Scan the material and copy every line in which "this" appears.
─── Source material
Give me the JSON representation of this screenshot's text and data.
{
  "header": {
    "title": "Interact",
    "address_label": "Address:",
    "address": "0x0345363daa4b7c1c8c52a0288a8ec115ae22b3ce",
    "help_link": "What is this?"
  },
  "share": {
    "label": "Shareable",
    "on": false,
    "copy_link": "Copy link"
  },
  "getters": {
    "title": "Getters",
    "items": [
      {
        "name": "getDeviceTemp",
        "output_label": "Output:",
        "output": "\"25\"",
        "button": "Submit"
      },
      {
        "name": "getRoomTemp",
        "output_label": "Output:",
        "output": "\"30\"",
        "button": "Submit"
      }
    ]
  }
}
──────
_Exercise solution_:
Give me the JSON representation of this screenshot's text and data.
    "help_link": "What is this?"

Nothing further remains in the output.